[STATED TASK] Using the listing below, copy every line that mentions "name".

[RECORDS FOR PROCESSING]

--------------------------------

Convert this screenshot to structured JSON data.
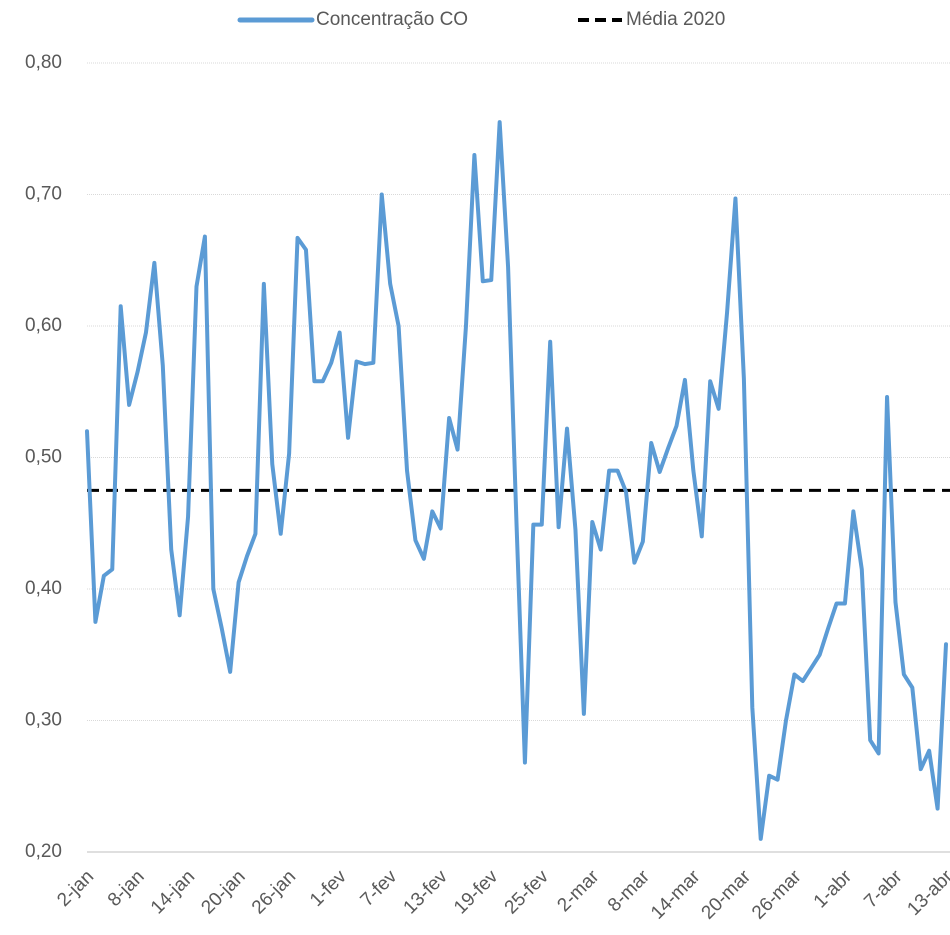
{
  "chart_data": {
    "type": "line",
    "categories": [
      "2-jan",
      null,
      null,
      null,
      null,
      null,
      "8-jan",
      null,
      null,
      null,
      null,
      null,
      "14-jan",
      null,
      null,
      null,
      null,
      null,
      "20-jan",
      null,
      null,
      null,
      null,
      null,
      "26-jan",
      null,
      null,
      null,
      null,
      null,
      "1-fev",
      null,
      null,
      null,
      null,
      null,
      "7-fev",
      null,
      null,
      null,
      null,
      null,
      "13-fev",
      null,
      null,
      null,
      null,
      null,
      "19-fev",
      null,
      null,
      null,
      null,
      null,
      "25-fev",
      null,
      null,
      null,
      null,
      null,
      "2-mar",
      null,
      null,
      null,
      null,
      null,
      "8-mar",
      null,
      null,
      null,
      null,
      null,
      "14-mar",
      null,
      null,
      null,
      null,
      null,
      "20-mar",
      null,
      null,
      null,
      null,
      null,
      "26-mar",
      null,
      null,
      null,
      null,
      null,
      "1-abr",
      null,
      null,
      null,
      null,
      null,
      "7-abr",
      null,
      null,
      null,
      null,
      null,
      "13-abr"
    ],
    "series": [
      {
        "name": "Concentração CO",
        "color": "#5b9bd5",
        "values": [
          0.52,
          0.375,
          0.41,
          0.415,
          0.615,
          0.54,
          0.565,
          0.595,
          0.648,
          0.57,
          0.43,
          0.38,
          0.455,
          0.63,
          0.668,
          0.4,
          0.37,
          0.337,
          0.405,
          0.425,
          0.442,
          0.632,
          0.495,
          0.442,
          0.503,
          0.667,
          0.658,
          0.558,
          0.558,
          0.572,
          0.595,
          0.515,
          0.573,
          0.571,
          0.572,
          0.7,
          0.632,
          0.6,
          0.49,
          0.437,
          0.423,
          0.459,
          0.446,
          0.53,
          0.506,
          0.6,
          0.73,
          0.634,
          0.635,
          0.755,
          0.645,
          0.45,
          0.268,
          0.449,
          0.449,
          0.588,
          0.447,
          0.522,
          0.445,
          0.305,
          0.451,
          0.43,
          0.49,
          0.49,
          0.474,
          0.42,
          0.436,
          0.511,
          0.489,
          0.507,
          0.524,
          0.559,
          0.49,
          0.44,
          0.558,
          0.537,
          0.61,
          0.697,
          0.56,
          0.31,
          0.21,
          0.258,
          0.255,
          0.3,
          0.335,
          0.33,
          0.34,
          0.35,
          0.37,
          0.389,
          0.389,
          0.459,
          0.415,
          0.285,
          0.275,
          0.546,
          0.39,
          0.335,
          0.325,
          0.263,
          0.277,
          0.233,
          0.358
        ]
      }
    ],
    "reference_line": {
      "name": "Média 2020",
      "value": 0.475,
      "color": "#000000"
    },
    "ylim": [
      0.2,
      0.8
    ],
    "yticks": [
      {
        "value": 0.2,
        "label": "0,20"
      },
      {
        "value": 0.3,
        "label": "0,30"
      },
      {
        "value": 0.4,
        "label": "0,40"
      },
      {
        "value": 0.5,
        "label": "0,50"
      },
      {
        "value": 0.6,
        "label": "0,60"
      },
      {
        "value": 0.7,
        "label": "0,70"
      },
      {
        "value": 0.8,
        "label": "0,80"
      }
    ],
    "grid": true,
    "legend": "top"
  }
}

--------------------------------

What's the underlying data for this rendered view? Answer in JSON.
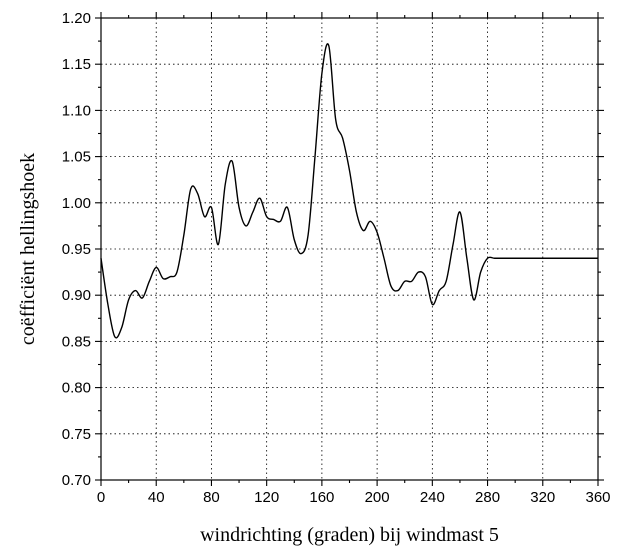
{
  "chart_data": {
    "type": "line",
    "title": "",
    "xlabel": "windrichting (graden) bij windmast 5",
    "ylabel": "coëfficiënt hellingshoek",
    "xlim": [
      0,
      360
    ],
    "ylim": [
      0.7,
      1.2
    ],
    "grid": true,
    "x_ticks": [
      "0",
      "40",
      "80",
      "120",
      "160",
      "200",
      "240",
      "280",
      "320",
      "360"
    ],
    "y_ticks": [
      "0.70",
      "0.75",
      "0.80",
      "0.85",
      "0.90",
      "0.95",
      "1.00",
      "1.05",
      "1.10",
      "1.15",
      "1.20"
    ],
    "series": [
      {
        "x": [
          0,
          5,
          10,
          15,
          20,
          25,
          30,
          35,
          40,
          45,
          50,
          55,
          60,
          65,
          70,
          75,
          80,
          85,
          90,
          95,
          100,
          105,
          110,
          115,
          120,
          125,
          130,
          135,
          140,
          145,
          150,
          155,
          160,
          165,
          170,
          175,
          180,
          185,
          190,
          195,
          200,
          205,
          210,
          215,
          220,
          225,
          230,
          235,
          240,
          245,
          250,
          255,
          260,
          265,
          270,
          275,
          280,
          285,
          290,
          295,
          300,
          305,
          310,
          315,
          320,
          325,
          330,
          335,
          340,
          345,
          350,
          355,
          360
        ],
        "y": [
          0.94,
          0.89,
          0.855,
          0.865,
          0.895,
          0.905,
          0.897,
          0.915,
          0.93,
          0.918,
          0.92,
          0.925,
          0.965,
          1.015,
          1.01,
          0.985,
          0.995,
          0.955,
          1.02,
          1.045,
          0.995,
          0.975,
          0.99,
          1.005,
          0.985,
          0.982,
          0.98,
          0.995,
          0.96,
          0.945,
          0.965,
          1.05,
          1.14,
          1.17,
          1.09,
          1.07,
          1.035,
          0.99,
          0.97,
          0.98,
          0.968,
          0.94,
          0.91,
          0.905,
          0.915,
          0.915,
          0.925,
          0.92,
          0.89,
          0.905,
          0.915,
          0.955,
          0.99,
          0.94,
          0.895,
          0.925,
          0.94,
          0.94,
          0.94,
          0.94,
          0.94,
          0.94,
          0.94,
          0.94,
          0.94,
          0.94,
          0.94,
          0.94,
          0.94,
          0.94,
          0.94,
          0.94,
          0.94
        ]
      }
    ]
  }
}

--------------------------------

[SOLUTION FOR THIS PROBLEM]
        "name": "Concentração CO",
      "name": "Média 2020",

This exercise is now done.